## Begin

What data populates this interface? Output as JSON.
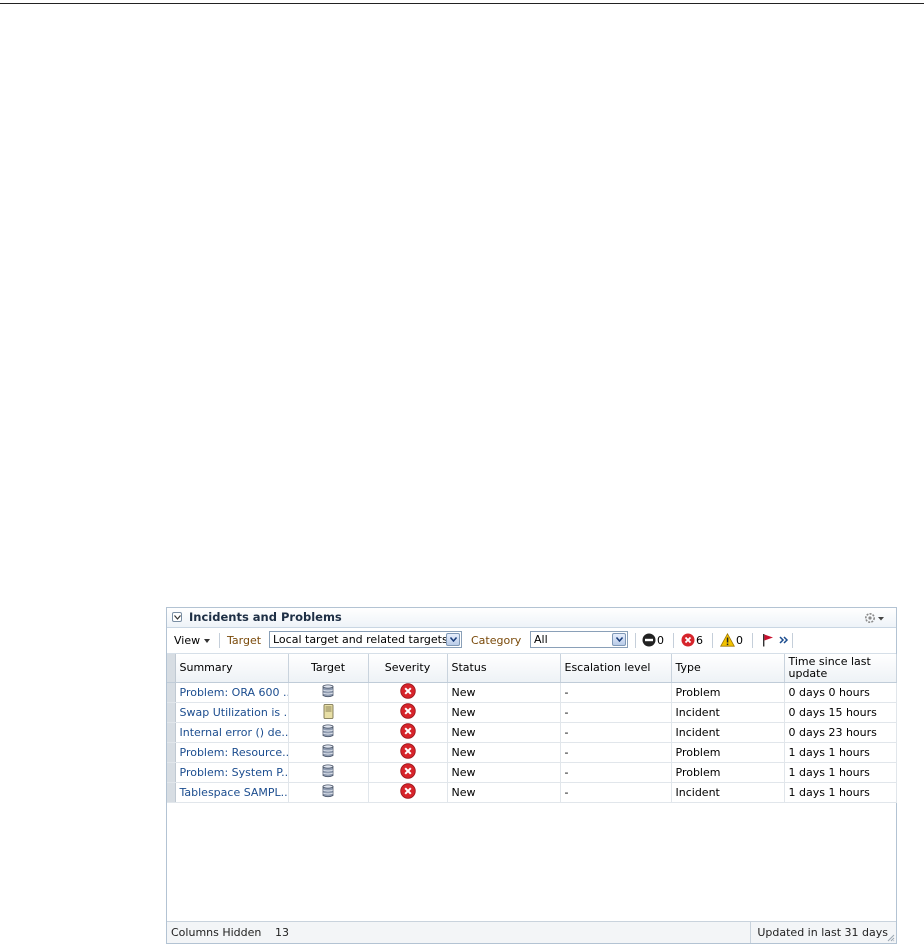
{
  "panel": {
    "title": "Incidents and Problems"
  },
  "toolbar": {
    "view_label": "View",
    "target_label": "Target",
    "target_value": "Local target and related targets",
    "category_label": "Category",
    "category_value": "All",
    "counts": {
      "blocked": "0",
      "critical": "6",
      "warning": "0"
    }
  },
  "table": {
    "columns": {
      "summary": "Summary",
      "target": "Target",
      "severity": "Severity",
      "status": "Status",
      "escalation": "Escalation level",
      "type": "Type",
      "time": "Time since last update"
    },
    "rows": [
      {
        "summary": "Problem: ORA 600 ...",
        "target_icon": "database-icon",
        "severity_icon": "critical-icon",
        "status": "New",
        "escalation": "-",
        "type": "Problem",
        "time": "0 days 0 hours"
      },
      {
        "summary": "Swap Utilization is ...",
        "target_icon": "host-icon",
        "severity_icon": "critical-icon",
        "status": "New",
        "escalation": "-",
        "type": "Incident",
        "time": "0 days 15 hours"
      },
      {
        "summary": "Internal error () de...",
        "target_icon": "database-icon",
        "severity_icon": "critical-icon",
        "status": "New",
        "escalation": "-",
        "type": "Incident",
        "time": "0 days 23 hours"
      },
      {
        "summary": "Problem: Resource...",
        "target_icon": "database-icon",
        "severity_icon": "critical-icon",
        "status": "New",
        "escalation": "-",
        "type": "Problem",
        "time": "1 days 1 hours"
      },
      {
        "summary": "Problem: System P...",
        "target_icon": "database-icon",
        "severity_icon": "critical-icon",
        "status": "New",
        "escalation": "-",
        "type": "Problem",
        "time": "1 days 1 hours"
      },
      {
        "summary": "Tablespace SAMPL...",
        "target_icon": "database-icon",
        "severity_icon": "critical-icon",
        "status": "New",
        "escalation": "-",
        "type": "Incident",
        "time": "1 days 1 hours"
      }
    ]
  },
  "footer": {
    "columns_hidden_label": "Columns Hidden",
    "columns_hidden_count": "13",
    "updated_text": "Updated in last 31 days"
  },
  "colors": {
    "link": "#1c4d8f",
    "critical": "#d6242b",
    "warning": "#f2c200",
    "label": "#7a4a0a"
  }
}
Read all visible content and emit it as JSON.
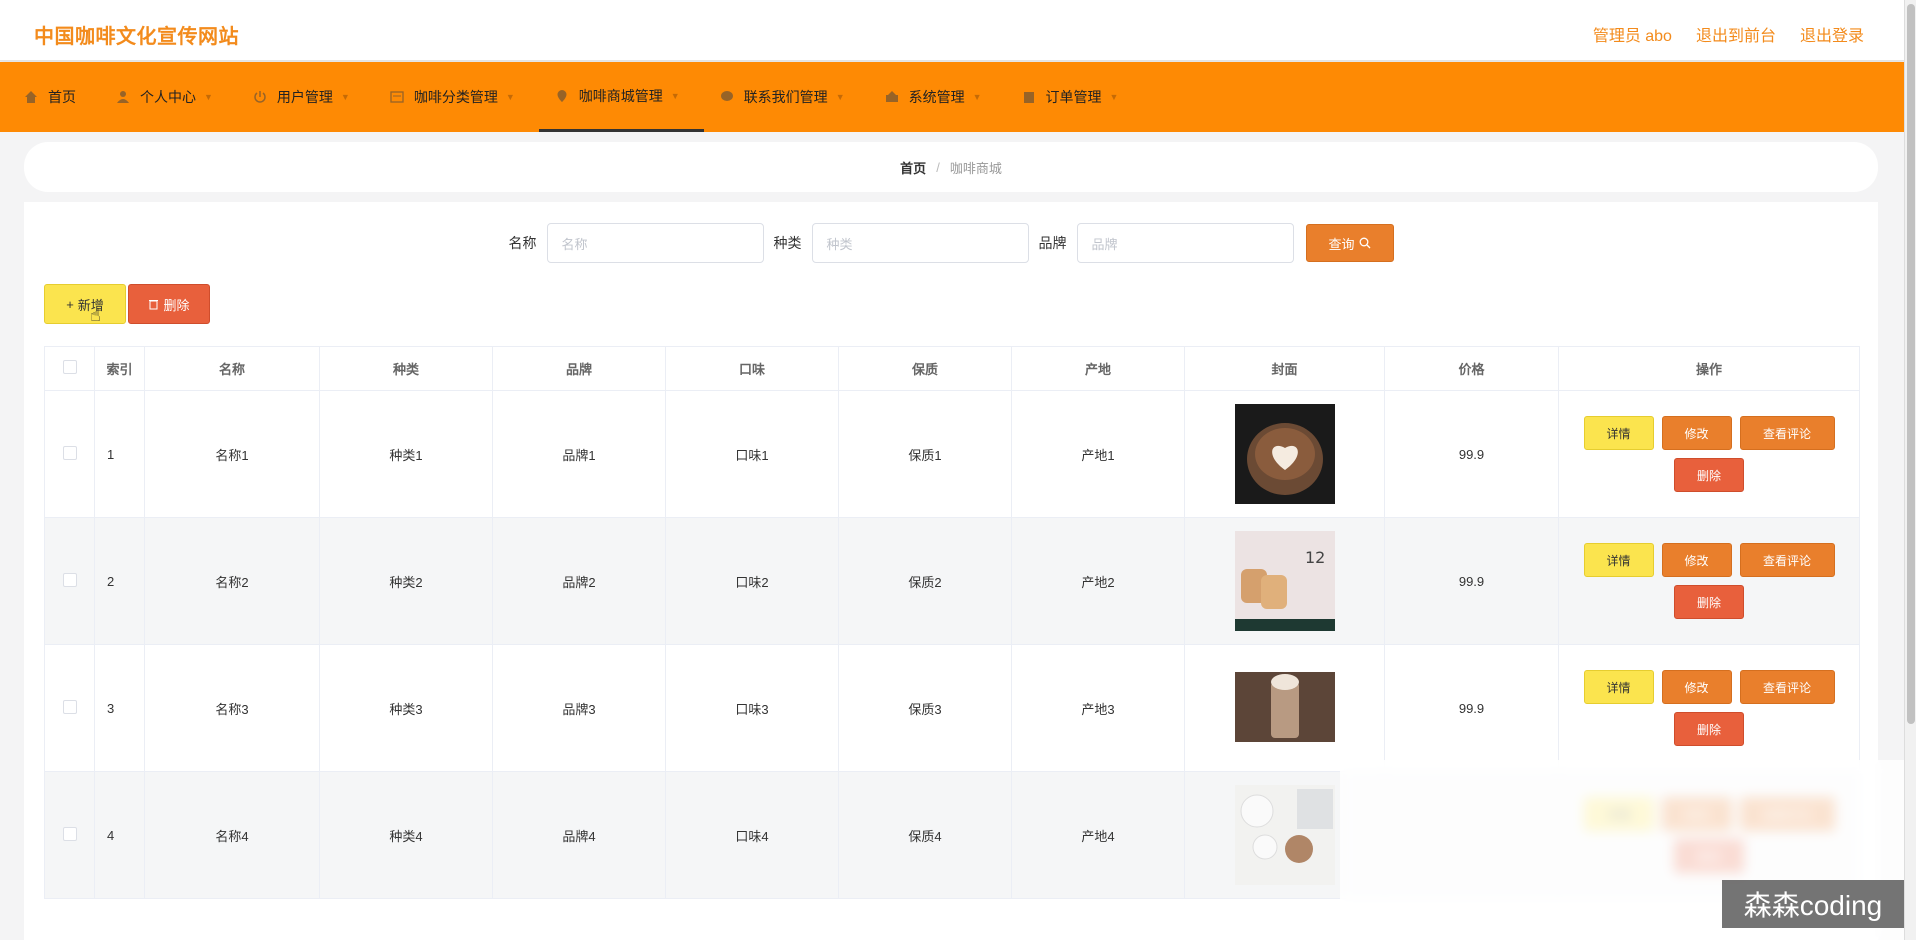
{
  "header": {
    "site_title": "中国咖啡文化宣传网站",
    "admin_label": "管理员 abo",
    "front_link": "退出到前台",
    "logout_link": "退出登录"
  },
  "nav": [
    {
      "label": "首页",
      "icon": "home-icon"
    },
    {
      "label": "个人中心",
      "icon": "user-icon"
    },
    {
      "label": "用户管理",
      "icon": "power-icon"
    },
    {
      "label": "咖啡分类管理",
      "icon": "category-icon"
    },
    {
      "label": "咖啡商城管理",
      "icon": "location-icon"
    },
    {
      "label": "联系我们管理",
      "icon": "chat-icon"
    },
    {
      "label": "系统管理",
      "icon": "system-icon"
    },
    {
      "label": "订单管理",
      "icon": "order-icon"
    }
  ],
  "breadcrumb": {
    "home": "首页",
    "separator": "/",
    "current": "咖啡商城"
  },
  "search": {
    "name_label": "名称",
    "name_placeholder": "名称",
    "type_label": "种类",
    "type_placeholder": "种类",
    "brand_label": "品牌",
    "brand_placeholder": "品牌",
    "query_button": "查询"
  },
  "actions": {
    "add": "新增",
    "delete": "删除"
  },
  "table": {
    "headers": [
      "索引",
      "名称",
      "种类",
      "品牌",
      "口味",
      "保质",
      "产地",
      "封面",
      "价格",
      "操作"
    ],
    "rows": [
      {
        "index": "1",
        "name": "名称1",
        "type": "种类1",
        "brand": "品牌1",
        "taste": "口味1",
        "shelf": "保质1",
        "origin": "产地1",
        "price": "99.9"
      },
      {
        "index": "2",
        "name": "名称2",
        "type": "种类2",
        "brand": "品牌2",
        "taste": "口味2",
        "shelf": "保质2",
        "origin": "产地2",
        "price": "99.9"
      },
      {
        "index": "3",
        "name": "名称3",
        "type": "种类3",
        "brand": "品牌3",
        "taste": "口味3",
        "shelf": "保质3",
        "origin": "产地3",
        "price": "99.9"
      },
      {
        "index": "4",
        "name": "名称4",
        "type": "种类4",
        "brand": "品牌4",
        "taste": "口味4",
        "shelf": "保质4",
        "origin": "产地4",
        "price": ""
      }
    ],
    "op_labels": {
      "detail": "详情",
      "edit": "修改",
      "review": "查看评论",
      "delete": "删除"
    }
  },
  "watermark": "森森coding",
  "colors": {
    "primary": "#fe8a04",
    "accent": "#f38b1c",
    "yellow": "#fbe44e",
    "red": "#e8603c"
  }
}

## End

Exercise details | From the entries above, copy every line containing the word "days".

Solution |
        "time": "0 days 0 hours"
        "time": "0 days 15 hours"
        "time": "0 days 23 hours"
        "time": "1 days 1 hours"
        "time": "1 days 1 hours"
        "time": "1 days 1 hours"
    "updated_text": "Updated in last 31 days"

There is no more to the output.